Work to do ▸ Below are some records; reproduce every one of them exactly.

Recorded data

Begin

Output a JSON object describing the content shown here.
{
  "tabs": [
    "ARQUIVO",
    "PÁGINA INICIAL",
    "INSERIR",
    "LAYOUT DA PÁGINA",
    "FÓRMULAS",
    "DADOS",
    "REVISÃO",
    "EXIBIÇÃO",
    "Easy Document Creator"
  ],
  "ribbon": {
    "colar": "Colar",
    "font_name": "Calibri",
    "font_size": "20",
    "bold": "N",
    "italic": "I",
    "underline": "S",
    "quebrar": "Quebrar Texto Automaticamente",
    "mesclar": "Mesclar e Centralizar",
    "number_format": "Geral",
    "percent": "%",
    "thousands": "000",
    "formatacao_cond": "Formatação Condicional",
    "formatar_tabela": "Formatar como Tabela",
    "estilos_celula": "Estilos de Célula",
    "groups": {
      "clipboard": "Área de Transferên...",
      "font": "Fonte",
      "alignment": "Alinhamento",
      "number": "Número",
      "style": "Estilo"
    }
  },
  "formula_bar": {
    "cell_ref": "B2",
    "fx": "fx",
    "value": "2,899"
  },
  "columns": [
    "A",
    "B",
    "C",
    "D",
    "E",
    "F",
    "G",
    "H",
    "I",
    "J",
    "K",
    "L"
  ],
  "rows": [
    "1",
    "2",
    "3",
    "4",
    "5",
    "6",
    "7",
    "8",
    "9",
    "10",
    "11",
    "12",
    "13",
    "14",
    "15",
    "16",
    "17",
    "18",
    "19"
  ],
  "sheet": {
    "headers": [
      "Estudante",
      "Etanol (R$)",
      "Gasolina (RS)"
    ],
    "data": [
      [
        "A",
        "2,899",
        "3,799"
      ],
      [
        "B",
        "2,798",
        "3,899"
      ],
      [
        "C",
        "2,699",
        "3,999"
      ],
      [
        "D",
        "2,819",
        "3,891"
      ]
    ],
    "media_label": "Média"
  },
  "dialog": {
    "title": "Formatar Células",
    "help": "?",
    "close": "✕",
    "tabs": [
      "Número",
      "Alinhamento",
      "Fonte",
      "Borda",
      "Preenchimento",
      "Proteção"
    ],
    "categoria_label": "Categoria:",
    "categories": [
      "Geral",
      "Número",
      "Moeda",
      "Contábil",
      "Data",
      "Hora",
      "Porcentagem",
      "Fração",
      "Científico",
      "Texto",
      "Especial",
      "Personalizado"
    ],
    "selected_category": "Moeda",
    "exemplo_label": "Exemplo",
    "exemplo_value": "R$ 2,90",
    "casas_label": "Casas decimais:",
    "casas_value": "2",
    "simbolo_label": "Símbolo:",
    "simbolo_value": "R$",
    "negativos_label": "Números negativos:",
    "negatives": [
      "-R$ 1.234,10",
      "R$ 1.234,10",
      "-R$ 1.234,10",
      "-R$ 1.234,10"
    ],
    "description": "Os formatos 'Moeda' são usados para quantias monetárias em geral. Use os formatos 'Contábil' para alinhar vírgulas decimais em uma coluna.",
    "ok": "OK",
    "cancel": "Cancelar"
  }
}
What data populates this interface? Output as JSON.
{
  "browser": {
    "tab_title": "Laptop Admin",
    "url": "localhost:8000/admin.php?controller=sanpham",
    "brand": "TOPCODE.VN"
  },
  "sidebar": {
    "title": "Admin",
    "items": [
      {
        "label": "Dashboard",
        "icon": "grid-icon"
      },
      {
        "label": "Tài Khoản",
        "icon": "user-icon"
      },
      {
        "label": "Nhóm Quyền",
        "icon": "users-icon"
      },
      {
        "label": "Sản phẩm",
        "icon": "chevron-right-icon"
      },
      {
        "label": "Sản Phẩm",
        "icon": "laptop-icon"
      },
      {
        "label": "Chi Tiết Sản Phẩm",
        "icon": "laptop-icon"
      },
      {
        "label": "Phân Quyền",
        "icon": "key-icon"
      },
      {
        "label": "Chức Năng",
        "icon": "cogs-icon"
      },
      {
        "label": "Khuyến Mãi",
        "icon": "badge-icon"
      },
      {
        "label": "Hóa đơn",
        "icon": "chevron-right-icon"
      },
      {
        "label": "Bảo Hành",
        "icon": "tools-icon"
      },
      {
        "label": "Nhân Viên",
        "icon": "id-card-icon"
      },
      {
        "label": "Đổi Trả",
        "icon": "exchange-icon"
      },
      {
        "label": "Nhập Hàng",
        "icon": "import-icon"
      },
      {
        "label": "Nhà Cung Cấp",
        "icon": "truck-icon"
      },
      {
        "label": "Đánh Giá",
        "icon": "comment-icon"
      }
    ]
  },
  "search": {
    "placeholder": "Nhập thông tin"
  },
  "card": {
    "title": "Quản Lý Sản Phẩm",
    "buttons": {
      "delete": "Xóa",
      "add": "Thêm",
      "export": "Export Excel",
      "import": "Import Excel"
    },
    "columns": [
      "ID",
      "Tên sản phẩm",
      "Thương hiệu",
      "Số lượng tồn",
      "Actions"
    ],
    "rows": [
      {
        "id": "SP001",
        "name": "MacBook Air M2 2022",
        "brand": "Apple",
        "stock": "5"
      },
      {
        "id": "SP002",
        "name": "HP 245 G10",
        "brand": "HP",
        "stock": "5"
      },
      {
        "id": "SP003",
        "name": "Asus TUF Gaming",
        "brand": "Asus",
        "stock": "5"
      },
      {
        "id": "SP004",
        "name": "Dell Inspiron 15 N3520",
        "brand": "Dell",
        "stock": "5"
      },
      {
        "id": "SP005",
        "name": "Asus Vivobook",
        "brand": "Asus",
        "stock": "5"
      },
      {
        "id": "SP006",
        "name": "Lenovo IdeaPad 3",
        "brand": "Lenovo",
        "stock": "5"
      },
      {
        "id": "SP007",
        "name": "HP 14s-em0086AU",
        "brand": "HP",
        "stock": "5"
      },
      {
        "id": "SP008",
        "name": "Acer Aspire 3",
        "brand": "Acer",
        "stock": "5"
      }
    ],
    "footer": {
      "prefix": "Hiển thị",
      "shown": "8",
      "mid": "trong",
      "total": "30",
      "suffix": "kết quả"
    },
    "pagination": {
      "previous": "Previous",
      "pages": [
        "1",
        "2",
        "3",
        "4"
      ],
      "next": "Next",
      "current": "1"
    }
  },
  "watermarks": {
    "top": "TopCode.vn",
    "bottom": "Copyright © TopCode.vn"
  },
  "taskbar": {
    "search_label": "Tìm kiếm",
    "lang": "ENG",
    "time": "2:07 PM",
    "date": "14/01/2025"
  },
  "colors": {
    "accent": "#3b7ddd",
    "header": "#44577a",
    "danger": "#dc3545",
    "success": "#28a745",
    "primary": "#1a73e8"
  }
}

End

Task answer ▸
Output a JSON object describing the content shown here.
{
  "tabs": [
    "ARQUIVO",
    "PÁGINA INICIAL",
    "INSERIR",
    "LAYOUT DA PÁGINA",
    "FÓRMULAS",
    "DADOS",
    "REVISÃO",
    "EXIBIÇÃO",
    "Easy Document Creator"
  ],
  "ribbon": {
    "colar": "Colar",
    "font_name": "Calibri",
    "font_size": "20",
    "bold": "N",
    "italic": "I",
    "underline": "S",
    "quebrar": "Quebrar Texto Automaticamente",
    "mesclar": "Mesclar e Centralizar",
    "number_format": "Geral",
    "percent": "%",
    "thousands": "000",
    "formatacao_cond": "Formatação Condicional",
    "formatar_tabela": "Formatar como Tabela",
    "estilos_celula": "Estilos de Célula",
    "groups": {
      "clipboard": "Área de Transferên...",
      "font": "Fonte",
      "alignment": "Alinhamento",
      "number": "Número",
      "style": "Estilo"
    }
  },
  "formula_bar": {
    "cell_ref": "B2",
    "fx": "fx",
    "value": "2,899"
  },
  "columns": [
    "A",
    "B",
    "C",
    "D",
    "E",
    "F",
    "G",
    "H",
    "I",
    "J",
    "K",
    "L"
  ],
  "rows": [
    "1",
    "2",
    "3",
    "4",
    "5",
    "6",
    "7",
    "8",
    "9",
    "10",
    "11",
    "12",
    "13",
    "14",
    "15",
    "16",
    "17",
    "18",
    "19"
  ],
  "sheet": {
    "headers": [
      "Estudante",
      "Etanol (R$)",
      "Gasolina (RS)"
    ],
    "data": [
      [
        "A",
        "2,899",
        "3,799"
      ],
      [
        "B",
        "2,798",
        "3,899"
      ],
      [
        "C",
        "2,699",
        "3,999"
      ],
      [
        "D",
        "2,819",
        "3,891"
      ]
    ],
    "media_label": "Média"
  },
  "dialog": {
    "title": "Formatar Células",
    "help": "?",
    "close": "✕",
    "tabs": [
      "Número",
      "Alinhamento",
      "Fonte",
      "Borda",
      "Preenchimento",
      "Proteção"
    ],
    "categoria_label": "Categoria:",
    "categories": [
      "Geral",
      "Número",
      "Moeda",
      "Contábil",
      "Data",
      "Hora",
      "Porcentagem",
      "Fração",
      "Científico",
      "Texto",
      "Especial",
      "Personalizado"
    ],
    "selected_category": "Moeda",
    "exemplo_label": "Exemplo",
    "exemplo_value": "R$ 2,90",
    "casas_label": "Casas decimais:",
    "casas_value": "2",
    "simbolo_label": "Símbolo:",
    "simbolo_value": "R$",
    "negativos_label": "Números negativos:",
    "negatives": [
      "-R$ 1.234,10",
      "R$ 1.234,10",
      "-R$ 1.234,10",
      "-R$ 1.234,10"
    ],
    "description": "Os formatos 'Moeda' são usados para quantias monetárias em geral. Use os formatos 'Contábil' para alinhar vírgulas decimais em uma coluna.",
    "ok": "OK",
    "cancel": "Cancelar"
  }
}
What data populates this interface? Output as JSON.
{
  "browser": {
    "tab_title": "Laptop Admin",
    "url": "localhost:8000/admin.php?controller=sanpham",
    "brand": "TOPCODE.VN"
  },
  "sidebar": {
    "title": "Admin",
    "items": [
      {
        "label": "Dashboard",
        "icon": "grid-icon"
      },
      {
        "label": "Tài Khoản",
        "icon": "user-icon"
      },
      {
        "label": "Nhóm Quyền",
        "icon": "users-icon"
      },
      {
        "label": "Sản phẩm",
        "icon": "chevron-right-icon"
      },
      {
        "label": "Sản Phẩm",
        "icon": "laptop-icon"
      },
      {
        "label": "Chi Tiết Sản Phẩm",
        "icon": "laptop-icon"
      },
      {
        "label": "Phân Quyền",
        "icon": "key-icon"
      },
      {
        "label": "Chức Năng",
        "icon": "cogs-icon"
      },
      {
        "label": "Khuyến Mãi",
        "icon": "badge-icon"
      },
      {
        "label": "Hóa đơn",
        "icon": "chevron-right-icon"
      },
      {
        "label": "Bảo Hành",
        "icon": "tools-icon"
      },
      {
        "label": "Nhân Viên",
        "icon": "id-card-icon"
      },
      {
        "label": "Đổi Trả",
        "icon": "exchange-icon"
      },
      {
        "label": "Nhập Hàng",
        "icon": "import-icon"
      },
      {
        "label": "Nhà Cung Cấp",
        "icon": "truck-icon"
      },
      {
        "label": "Đánh Giá",
        "icon": "comment-icon"
      }
    ]
  },
  "search": {
    "placeholder": "Nhập thông tin"
  },
  "card": {
    "title": "Quản Lý Sản Phẩm",
    "buttons": {
      "delete": "Xóa",
      "add": "Thêm",
      "export": "Export Excel",
      "import": "Import Excel"
    },
    "columns": [
      "ID",
      "Tên sản phẩm",
      "Thương hiệu",
      "Số lượng tồn",
      "Actions"
    ],
    "rows": [
      {
        "id": "SP001",
        "name": "MacBook Air M2 2022",
        "brand": "Apple",
        "stock": "5"
      },
      {
        "id": "SP002",
        "name": "HP 245 G10",
        "brand": "HP",
        "stock": "5"
      },
      {
        "id": "SP003",
        "name": "Asus TUF Gaming",
        "brand": "Asus",
        "stock": "5"
      },
      {
        "id": "SP004",
        "name": "Dell Inspiron 15 N3520",
        "brand": "Dell",
        "stock": "5"
      },
      {
        "id": "SP005",
        "name": "Asus Vivobook",
        "brand": "Asus",
        "stock": "5"
      },
      {
        "id": "SP006",
        "name": "Lenovo IdeaPad 3",
        "brand": "Lenovo",
        "stock": "5"
      },
      {
        "id": "SP007",
        "name": "HP 14s-em0086AU",
        "brand": "HP",
        "stock": "5"
      },
      {
        "id": "SP008",
        "name": "Acer Aspire 3",
        "brand": "Acer",
        "stock": "5"
      }
    ],
    "footer": {
      "prefix": "Hiển thị",
      "shown": "8",
      "mid": "trong",
      "total": "30",
      "suffix": "kết quả"
    },
    "pagination": {
      "previous": "Previous",
      "pages": [
        "1",
        "2",
        "3",
        "4"
      ],
      "next": "Next",
      "current": "1"
    }
  },
  "watermarks": {
    "top": "TopCode.vn",
    "bottom": "Copyright © TopCode.vn"
  },
  "taskbar": {
    "search_label": "Tìm kiếm",
    "lang": "ENG",
    "time": "2:07 PM",
    "date": "14/01/2025"
  },
  "colors": {
    "accent": "#3b7ddd",
    "header": "#44577a",
    "danger": "#dc3545",
    "success": "#28a745",
    "primary": "#1a73e8"
  }
}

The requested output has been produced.